• _Provided passage_:
┄┄┄┄┄┄┄┄┄┄┄┄┄┄┄┄┄┄┄┄

Tuesday, November 29, 2011

A Skyrimmish Rant

Ah, Skyrim. How many hours have I burned away on you already? And how many more await me? Only time will tell. While I could expound on the virtues of this game, that I've played it as much as I have since it arrived says enough. What I'm blathering about today is: for as pretty and in-depth, all-over questy sandboxy amazing Skyrim is, why is it yet again another buggy Bethesda game?

I tend to forget, somehow, just how many bugs Bethesda games ship with... until I'm playing the next one. Morrowind Game Of The Year Edition for the original XBox is a classic example of face-palm when it comes to just how extensive the bugs are. There are even quests that just stop because you'll never get the journal entry required either due to a total bug or one in which you literally had to kill creatures in a certain order and this was never, ever made clear nor did it make sense via gameplay (Spriggans in the Raven Rock quest chain, look it up, it's not an eyes-off spoiler if it'll break the dern game for not knowing). In the case of that quest specifically, if you saved over your other saved games (and you always should use multiple saves for the same character in a game like this in part because of the bugs) while wandering around trying to figure out what to do next, you were permanently screwed for the entire main plot of the expansion. Oblivion and Fallout 3 had their own problems, especially with crashing.

So, what's wrong with Skryim? Plenty. And I'm not even talking about the ridiculous AI. Let's face it, they call it Artificial Intelligence for a reason. Computers don't think like people, and the amount of man-hours you have to put into programming something that can think more strategically than "I see enemy, I run at enemy RAAAR" is staggering. Skyrim takes it to a point where enemies will use defensive abilities, and quite possibly try to use cover at times. Stuff like that. But if you stealth-kill a guy with an arrow, after his buddy runs around for a minute and can't find you, he'll be like, "Musta been the wind" or whatever and go back to lazing around by the corpse that... the wind killed.

┄┄┄┄┄┄┄┄┄┄┄┄┄┄┄┄┄┄┄┄

• _Raw data_:
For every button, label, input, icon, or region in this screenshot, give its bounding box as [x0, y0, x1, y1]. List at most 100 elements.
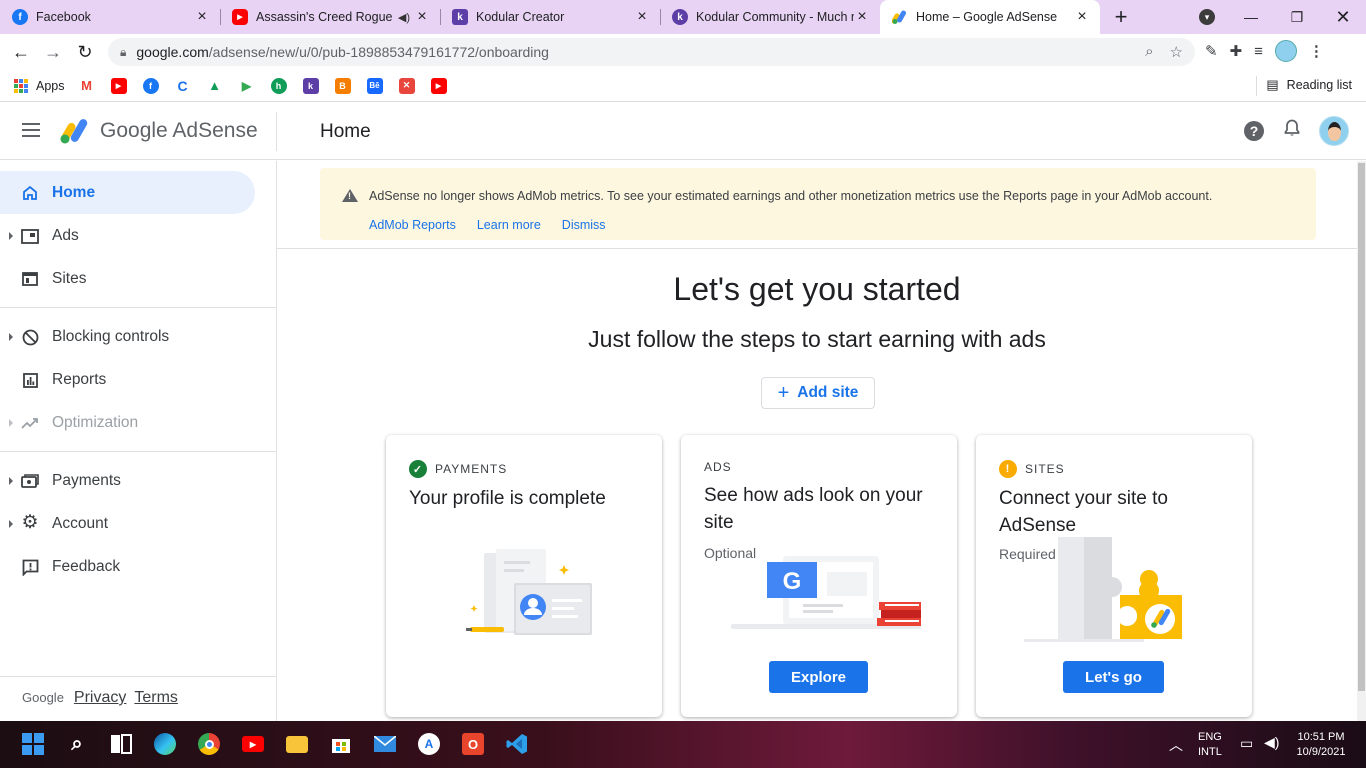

┄┄┄┄┄┄┄┄┄┄┄┄┄┄┄┄┄┄┄┄

• _Problem to work on_: According to the Skyrim rant, which two Bethesda games had their own problems, especially with crashing? Rely only on the Skyrim rant and not on the data.

• _The solution_: Oblivion and Fallout 3.